-- START OF DATASET EXTRACT --

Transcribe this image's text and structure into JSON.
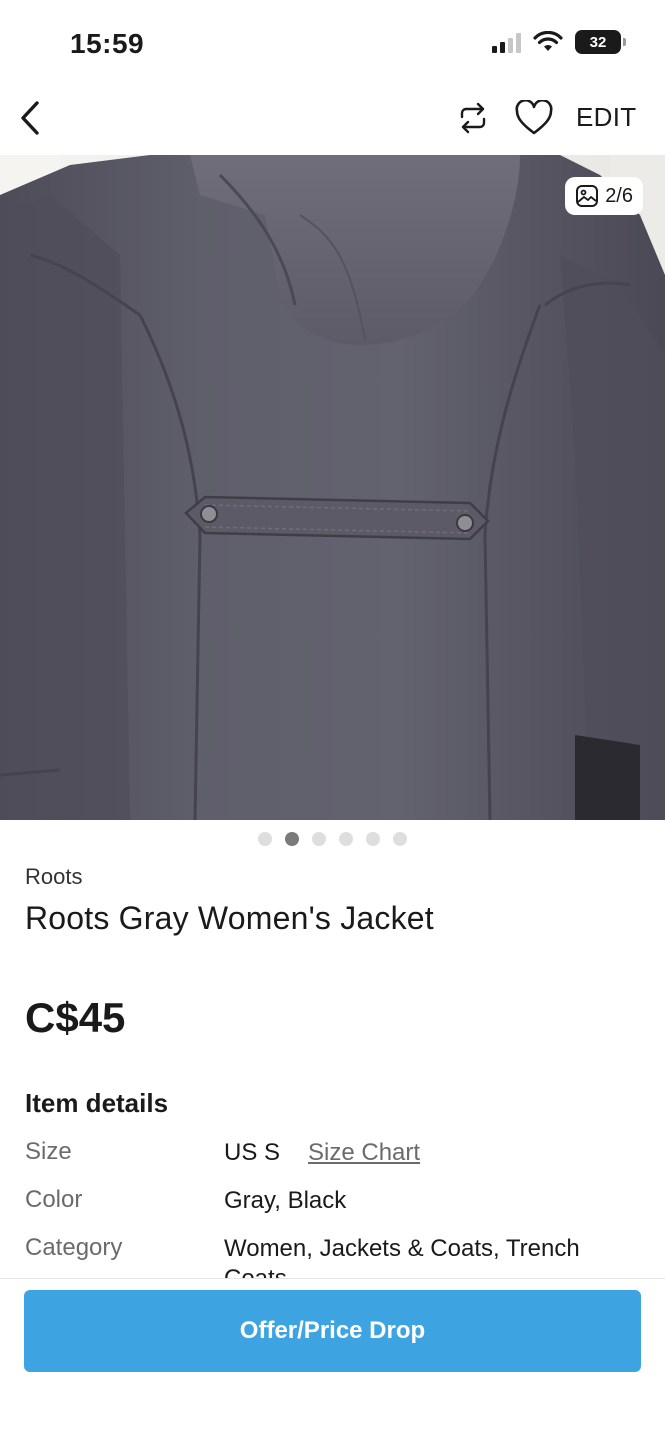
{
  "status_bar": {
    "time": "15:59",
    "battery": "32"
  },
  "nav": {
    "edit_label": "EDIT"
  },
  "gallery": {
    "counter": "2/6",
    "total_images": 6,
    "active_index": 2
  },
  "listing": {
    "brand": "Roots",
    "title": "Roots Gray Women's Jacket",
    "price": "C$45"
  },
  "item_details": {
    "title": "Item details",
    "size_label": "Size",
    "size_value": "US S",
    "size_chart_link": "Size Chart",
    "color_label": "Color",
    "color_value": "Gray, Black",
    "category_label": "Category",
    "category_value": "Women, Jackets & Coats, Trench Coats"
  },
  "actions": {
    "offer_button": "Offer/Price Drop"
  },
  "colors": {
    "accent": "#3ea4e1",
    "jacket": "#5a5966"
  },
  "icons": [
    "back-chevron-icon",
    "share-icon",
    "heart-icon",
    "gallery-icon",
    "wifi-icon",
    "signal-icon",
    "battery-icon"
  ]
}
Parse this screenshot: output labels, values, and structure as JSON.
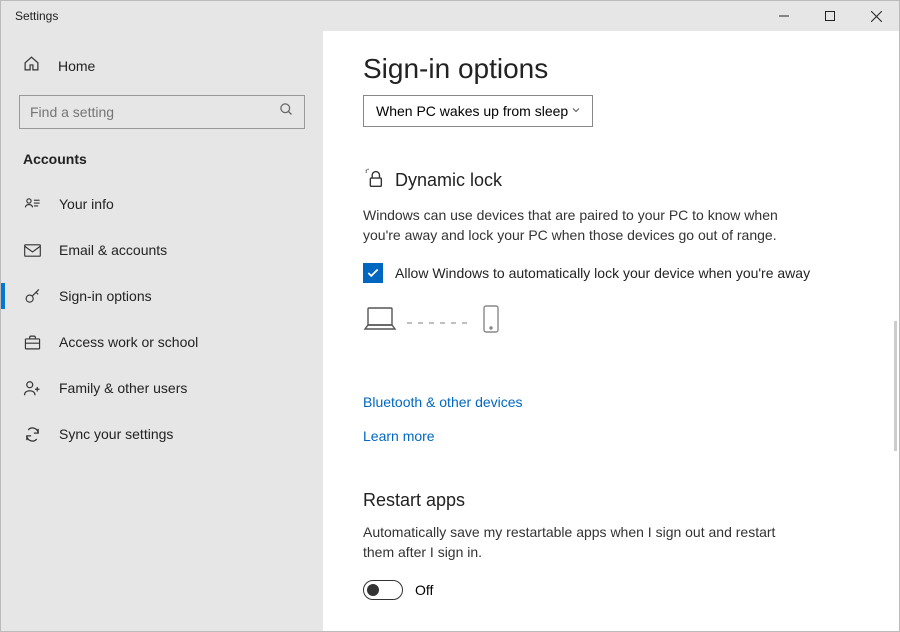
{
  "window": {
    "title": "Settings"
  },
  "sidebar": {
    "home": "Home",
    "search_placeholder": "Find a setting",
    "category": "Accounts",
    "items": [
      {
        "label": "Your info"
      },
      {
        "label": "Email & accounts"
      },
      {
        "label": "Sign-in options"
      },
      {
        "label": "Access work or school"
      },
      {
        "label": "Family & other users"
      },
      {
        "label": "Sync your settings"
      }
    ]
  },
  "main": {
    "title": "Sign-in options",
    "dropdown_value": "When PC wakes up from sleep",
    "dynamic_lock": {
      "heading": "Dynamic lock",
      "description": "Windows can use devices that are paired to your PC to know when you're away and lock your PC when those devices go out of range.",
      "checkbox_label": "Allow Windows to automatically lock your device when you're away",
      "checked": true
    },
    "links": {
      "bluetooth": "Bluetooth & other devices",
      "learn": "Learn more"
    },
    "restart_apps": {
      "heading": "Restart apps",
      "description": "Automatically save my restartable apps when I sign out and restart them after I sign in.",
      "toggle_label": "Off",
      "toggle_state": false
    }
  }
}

-- END OF DATASET EXTRACT --

→ **WHAT IS EXPECTED**
Copy the material shown above in full and exactly. Skip the pictures.

→ **WRITTEN ANSWER**
Transcribe this image's text and structure into JSON.
{
  "status_bar": {
    "time": "15:59",
    "battery": "32"
  },
  "nav": {
    "edit_label": "EDIT"
  },
  "gallery": {
    "counter": "2/6",
    "total_images": 6,
    "active_index": 2
  },
  "listing": {
    "brand": "Roots",
    "title": "Roots Gray Women's Jacket",
    "price": "C$45"
  },
  "item_details": {
    "title": "Item details",
    "size_label": "Size",
    "size_value": "US S",
    "size_chart_link": "Size Chart",
    "color_label": "Color",
    "color_value": "Gray, Black",
    "category_label": "Category",
    "category_value": "Women, Jackets & Coats, Trench Coats"
  },
  "actions": {
    "offer_button": "Offer/Price Drop"
  },
  "colors": {
    "accent": "#3ea4e1",
    "jacket": "#5a5966"
  },
  "icons": [
    "back-chevron-icon",
    "share-icon",
    "heart-icon",
    "gallery-icon",
    "wifi-icon",
    "signal-icon",
    "battery-icon"
  ]
}
Parse this screenshot: output labels, values, and structure as JSON.
{
  "window": {
    "title": "Settings"
  },
  "sidebar": {
    "home": "Home",
    "search_placeholder": "Find a setting",
    "category": "Accounts",
    "items": [
      {
        "label": "Your info"
      },
      {
        "label": "Email & accounts"
      },
      {
        "label": "Sign-in options"
      },
      {
        "label": "Access work or school"
      },
      {
        "label": "Family & other users"
      },
      {
        "label": "Sync your settings"
      }
    ]
  },
  "main": {
    "title": "Sign-in options",
    "dropdown_value": "When PC wakes up from sleep",
    "dynamic_lock": {
      "heading": "Dynamic lock",
      "description": "Windows can use devices that are paired to your PC to know when you're away and lock your PC when those devices go out of range.",
      "checkbox_label": "Allow Windows to automatically lock your device when you're away",
      "checked": true
    },
    "links": {
      "bluetooth": "Bluetooth & other devices",
      "learn": "Learn more"
    },
    "restart_apps": {
      "heading": "Restart apps",
      "description": "Automatically save my restartable apps when I sign out and restart them after I sign in.",
      "toggle_label": "Off",
      "toggle_state": false
    }
  }
}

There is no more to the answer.